▶ [MATERIAL FOR THIS TASK]
=======

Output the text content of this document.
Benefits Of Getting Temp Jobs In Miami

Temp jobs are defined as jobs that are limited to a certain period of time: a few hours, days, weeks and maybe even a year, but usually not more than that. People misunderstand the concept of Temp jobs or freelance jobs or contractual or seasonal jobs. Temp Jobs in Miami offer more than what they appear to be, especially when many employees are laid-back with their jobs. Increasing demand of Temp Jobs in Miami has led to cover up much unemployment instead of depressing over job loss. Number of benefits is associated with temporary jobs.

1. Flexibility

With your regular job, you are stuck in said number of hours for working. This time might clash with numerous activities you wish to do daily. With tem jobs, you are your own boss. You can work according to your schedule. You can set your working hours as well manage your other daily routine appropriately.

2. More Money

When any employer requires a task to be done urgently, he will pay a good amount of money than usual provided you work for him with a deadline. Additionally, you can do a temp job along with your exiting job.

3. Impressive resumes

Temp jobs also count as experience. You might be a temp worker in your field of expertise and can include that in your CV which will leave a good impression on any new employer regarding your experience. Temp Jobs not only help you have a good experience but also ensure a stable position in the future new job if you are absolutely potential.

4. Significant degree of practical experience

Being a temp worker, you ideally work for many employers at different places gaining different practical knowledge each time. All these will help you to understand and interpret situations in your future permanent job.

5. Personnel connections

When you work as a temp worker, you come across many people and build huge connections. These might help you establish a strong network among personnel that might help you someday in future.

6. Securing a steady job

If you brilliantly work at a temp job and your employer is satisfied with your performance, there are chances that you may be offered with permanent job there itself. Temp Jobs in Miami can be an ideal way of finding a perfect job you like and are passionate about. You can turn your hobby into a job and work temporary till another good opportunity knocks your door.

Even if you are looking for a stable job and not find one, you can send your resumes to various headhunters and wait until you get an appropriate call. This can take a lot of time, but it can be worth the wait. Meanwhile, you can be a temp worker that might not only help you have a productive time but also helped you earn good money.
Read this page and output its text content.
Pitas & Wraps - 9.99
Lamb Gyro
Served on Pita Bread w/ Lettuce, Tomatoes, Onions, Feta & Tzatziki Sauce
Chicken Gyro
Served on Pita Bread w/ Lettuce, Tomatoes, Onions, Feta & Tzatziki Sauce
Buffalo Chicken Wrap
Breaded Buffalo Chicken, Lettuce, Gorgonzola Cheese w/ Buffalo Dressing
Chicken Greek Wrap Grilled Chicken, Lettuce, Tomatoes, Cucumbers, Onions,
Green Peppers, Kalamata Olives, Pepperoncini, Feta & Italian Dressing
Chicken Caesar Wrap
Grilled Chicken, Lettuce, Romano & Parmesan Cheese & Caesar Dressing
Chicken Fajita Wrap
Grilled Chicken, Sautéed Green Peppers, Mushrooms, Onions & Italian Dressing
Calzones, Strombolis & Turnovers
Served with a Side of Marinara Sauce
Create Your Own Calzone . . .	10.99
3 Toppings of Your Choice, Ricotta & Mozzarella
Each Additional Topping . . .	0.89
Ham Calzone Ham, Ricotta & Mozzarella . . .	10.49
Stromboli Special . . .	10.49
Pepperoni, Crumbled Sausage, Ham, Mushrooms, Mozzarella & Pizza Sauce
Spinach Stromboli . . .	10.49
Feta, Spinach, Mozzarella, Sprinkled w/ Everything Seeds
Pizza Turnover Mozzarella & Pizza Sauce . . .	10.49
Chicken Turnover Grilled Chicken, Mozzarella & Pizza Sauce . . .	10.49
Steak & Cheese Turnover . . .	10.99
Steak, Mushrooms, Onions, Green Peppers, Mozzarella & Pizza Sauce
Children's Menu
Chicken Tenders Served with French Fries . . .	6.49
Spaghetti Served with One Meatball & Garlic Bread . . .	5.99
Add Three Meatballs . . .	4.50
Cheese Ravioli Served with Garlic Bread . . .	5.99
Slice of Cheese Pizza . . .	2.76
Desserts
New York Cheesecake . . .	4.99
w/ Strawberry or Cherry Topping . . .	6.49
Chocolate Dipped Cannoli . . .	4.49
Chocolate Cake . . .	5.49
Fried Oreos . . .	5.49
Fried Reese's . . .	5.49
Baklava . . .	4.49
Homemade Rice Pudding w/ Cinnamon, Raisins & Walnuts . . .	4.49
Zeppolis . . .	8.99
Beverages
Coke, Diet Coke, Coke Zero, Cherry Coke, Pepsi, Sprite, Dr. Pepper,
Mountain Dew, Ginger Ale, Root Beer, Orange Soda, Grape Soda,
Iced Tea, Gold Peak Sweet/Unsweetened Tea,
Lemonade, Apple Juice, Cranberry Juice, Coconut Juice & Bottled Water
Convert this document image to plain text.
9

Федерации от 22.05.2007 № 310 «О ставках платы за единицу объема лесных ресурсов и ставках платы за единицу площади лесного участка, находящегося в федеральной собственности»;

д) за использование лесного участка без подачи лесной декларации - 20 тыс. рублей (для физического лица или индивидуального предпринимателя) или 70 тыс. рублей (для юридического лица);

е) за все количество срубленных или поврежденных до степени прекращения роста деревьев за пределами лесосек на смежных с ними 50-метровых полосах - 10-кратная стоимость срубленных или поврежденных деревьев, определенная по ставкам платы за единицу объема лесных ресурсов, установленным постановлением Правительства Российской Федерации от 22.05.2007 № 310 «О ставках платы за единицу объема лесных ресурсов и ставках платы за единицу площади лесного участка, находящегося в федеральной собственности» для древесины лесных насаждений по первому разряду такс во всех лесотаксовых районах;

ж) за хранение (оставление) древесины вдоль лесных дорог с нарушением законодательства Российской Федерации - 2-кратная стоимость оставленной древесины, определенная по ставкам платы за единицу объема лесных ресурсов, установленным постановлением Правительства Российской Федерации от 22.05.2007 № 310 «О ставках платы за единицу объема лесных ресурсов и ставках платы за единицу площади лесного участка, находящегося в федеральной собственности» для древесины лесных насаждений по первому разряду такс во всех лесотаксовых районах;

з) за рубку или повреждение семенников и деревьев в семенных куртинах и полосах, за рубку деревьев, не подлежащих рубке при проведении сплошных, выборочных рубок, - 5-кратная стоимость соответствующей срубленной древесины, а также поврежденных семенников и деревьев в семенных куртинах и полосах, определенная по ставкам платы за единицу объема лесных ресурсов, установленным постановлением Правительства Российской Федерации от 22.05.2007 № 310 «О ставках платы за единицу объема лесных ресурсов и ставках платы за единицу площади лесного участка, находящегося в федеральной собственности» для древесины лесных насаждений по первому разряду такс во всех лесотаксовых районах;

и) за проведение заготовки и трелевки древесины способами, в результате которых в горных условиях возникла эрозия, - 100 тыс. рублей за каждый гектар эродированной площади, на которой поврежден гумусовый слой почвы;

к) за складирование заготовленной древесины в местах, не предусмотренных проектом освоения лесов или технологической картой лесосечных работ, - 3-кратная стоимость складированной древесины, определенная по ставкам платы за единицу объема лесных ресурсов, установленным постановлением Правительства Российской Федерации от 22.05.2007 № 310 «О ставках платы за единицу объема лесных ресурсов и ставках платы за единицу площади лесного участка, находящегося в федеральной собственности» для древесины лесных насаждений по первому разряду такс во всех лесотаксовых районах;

=======

▶ [EXERCISE DIRECTIONS]
Write out the full listing, keeping every line exactly as it is.

▶ [OUTPUT FOR THIS EXERCISE]
Output the text content of this document.
Benefits Of Getting Temp Jobs In Miami

Temp jobs are defined as jobs that are limited to a certain period of time: a few hours, days, weeks and maybe even a year, but usually not more than that. People misunderstand the concept of Temp jobs or freelance jobs or contractual or seasonal jobs. Temp Jobs in Miami offer more than what they appear to be, especially when many employees are laid-back with their jobs. Increasing demand of Temp Jobs in Miami has led to cover up much unemployment instead of depressing over job loss. Number of benefits is associated with temporary jobs.

1. Flexibility

With your regular job, you are stuck in said number of hours for working. This time might clash with numerous activities you wish to do daily. With tem jobs, you are your own boss. You can work according to your schedule. You can set your working hours as well manage your other daily routine appropriately.

2. More Money

When any employer requires a task to be done urgently, he will pay a good amount of money than usual provided you work for him with a deadline. Additionally, you can do a temp job along with your exiting job.

3. Impressive resumes

Temp jobs also count as experience. You might be a temp worker in your field of expertise and can include that in your CV which will leave a good impression on any new employer regarding your experience. Temp Jobs not only help you have a good experience but also ensure a stable position in the future new job if you are absolutely potential.

4. Significant degree of practical experience

Being a temp worker, you ideally work for many employers at different places gaining different practical knowledge each time. All these will help you to understand and interpret situations in your future permanent job.

5. Personnel connections

When you work as a temp worker, you come across many people and build huge connections. These might help you establish a strong network among personnel that might help you someday in future.

6. Securing a steady job

If you brilliantly work at a temp job and your employer is satisfied with your performance, there are chances that you may be offered with permanent job there itself. Temp Jobs in Miami can be an ideal way of finding a perfect job you like and are passionate about. You can turn your hobby into a job and work temporary till another good opportunity knocks your door.

Even if you are looking for a stable job and not find one, you can send your resumes to various headhunters and wait until you get an appropriate call. This can take a lot of time, but it can be worth the wait. Meanwhile, you can be a temp worker that might not only help you have a productive time but also helped you earn good money.
Read this page and output its text content.
Pitas & Wraps - 9.99
Lamb Gyro
Served on Pita Bread w/ Lettuce, Tomatoes, Onions, Feta & Tzatziki Sauce
Chicken Gyro
Served on Pita Bread w/ Lettuce, Tomatoes, Onions, Feta & Tzatziki Sauce
Buffalo Chicken Wrap
Breaded Buffalo Chicken, Lettuce, Gorgonzola Cheese w/ Buffalo Dressing
Chicken Greek Wrap Grilled Chicken, Lettuce, Tomatoes, Cucumbers, Onions,
Green Peppers, Kalamata Olives, Pepperoncini, Feta & Italian Dressing
Chicken Caesar Wrap
Grilled Chicken, Lettuce, Romano & Parmesan Cheese & Caesar Dressing
Chicken Fajita Wrap
Grilled Chicken, Sautéed Green Peppers, Mushrooms, Onions & Italian Dressing
Calzones, Strombolis & Turnovers
Served with a Side of Marinara Sauce
Create Your Own Calzone . . .	10.99
3 Toppings of Your Choice, Ricotta & Mozzarella
Each Additional Topping . . .	0.89
Ham Calzone Ham, Ricotta & Mozzarella . . .	10.49
Stromboli Special . . .	10.49
Pepperoni, Crumbled Sausage, Ham, Mushrooms, Mozzarella & Pizza Sauce
Spinach Stromboli . . .	10.49
Feta, Spinach, Mozzarella, Sprinkled w/ Everything Seeds
Pizza Turnover Mozzarella & Pizza Sauce . . .	10.49
Chicken Turnover Grilled Chicken, Mozzarella & Pizza Sauce . . .	10.49
Steak & Cheese Turnover . . .	10.99
Steak, Mushrooms, Onions, Green Peppers, Mozzarella & Pizza Sauce
Children's Menu
Chicken Tenders Served with French Fries . . .	6.49
Spaghetti Served with One Meatball & Garlic Bread . . .	5.99
Add Three Meatballs . . .	4.50
Cheese Ravioli Served with Garlic Bread . . .	5.99
Slice of Cheese Pizza . . .	2.76
Desserts
New York Cheesecake . . .	4.99
w/ Strawberry or Cherry Topping . . .	6.49
Chocolate Dipped Cannoli . . .	4.49
Chocolate Cake . . .	5.49
Fried Oreos . . .	5.49
Fried Reese's . . .	5.49
Baklava . . .	4.49
Homemade Rice Pudding w/ Cinnamon, Raisins & Walnuts . . .	4.49
Zeppolis . . .	8.99
Beverages
Coke, Diet Coke, Coke Zero, Cherry Coke, Pepsi, Sprite, Dr. Pepper,
Mountain Dew, Ginger Ale, Root Beer, Orange Soda, Grape Soda,
Iced Tea, Gold Peak Sweet/Unsweetened Tea,
Lemonade, Apple Juice, Cranberry Juice, Coconut Juice & Bottled Water
Convert this document image to plain text.
9

Федерации от 22.05.2007 № 310 «О ставках платы за единицу объема лесных ресурсов и ставках платы за единицу площади лесного участка, находящегося в федеральной собственности»;

д) за использование лесного участка без подачи лесной декларации - 20 тыс. рублей (для физического лица или индивидуального предпринимателя) или 70 тыс. рублей (для юридического лица);

е) за все количество срубленных или поврежденных до степени прекращения роста деревьев за пределами лесосек на смежных с ними 50-метровых полосах - 10-кратная стоимость срубленных или поврежденных деревьев, определенная по ставкам платы за единицу объема лесных ресурсов, установленным постановлением Правительства Российской Федерации от 22.05.2007 № 310 «О ставках платы за единицу объема лесных ресурсов и ставках платы за единицу площади лесного участка, находящегося в федеральной собственности» для древесины лесных насаждений по первому разряду такс во всех лесотаксовых районах;

ж) за хранение (оставление) древесины вдоль лесных дорог с нарушением законодательства Российской Федерации - 2-кратная стоимость оставленной древесины, определенная по ставкам платы за единицу объема лесных ресурсов, установленным постановлением Правительства Российской Федерации от 22.05.2007 № 310 «О ставках платы за единицу объема лесных ресурсов и ставках платы за единицу площади лесного участка, находящегося в федеральной собственности» для древесины лесных насаждений по первому разряду такс во всех лесотаксовых районах;

з) за рубку или повреждение семенников и деревьев в семенных куртинах и полосах, за рубку деревьев, не подлежащих рубке при проведении сплошных, выборочных рубок, - 5-кратная стоимость соответствующей срубленной древесины, а также поврежденных семенников и деревьев в семенных куртинах и полосах, определенная по ставкам платы за единицу объема лесных ресурсов, установленным постановлением Правительства Российской Федерации от 22.05.2007 № 310 «О ставках платы за единицу объема лесных ресурсов и ставках платы за единицу площади лесного участка, находящегося в федеральной собственности» для древесины лесных насаждений по первому разряду такс во всех лесотаксовых районах;

и) за проведение заготовки и трелевки древесины способами, в результате которых в горных условиях возникла эрозия, - 100 тыс. рублей за каждый гектар эродированной площади, на которой поврежден гумусовый слой почвы;

к) за складирование заготовленной древесины в местах, не предусмотренных проектом освоения лесов или технологической картой лесосечных работ, - 3-кратная стоимость складированной древесины, определенная по ставкам платы за единицу объема лесных ресурсов, установленным постановлением Правительства Российской Федерации от 22.05.2007 № 310 «О ставках платы за единицу объема лесных ресурсов и ставках платы за единицу площади лесного участка, находящегося в федеральной собственности» для древесины лесных насаждений по первому разряду такс во всех лесотаксовых районах;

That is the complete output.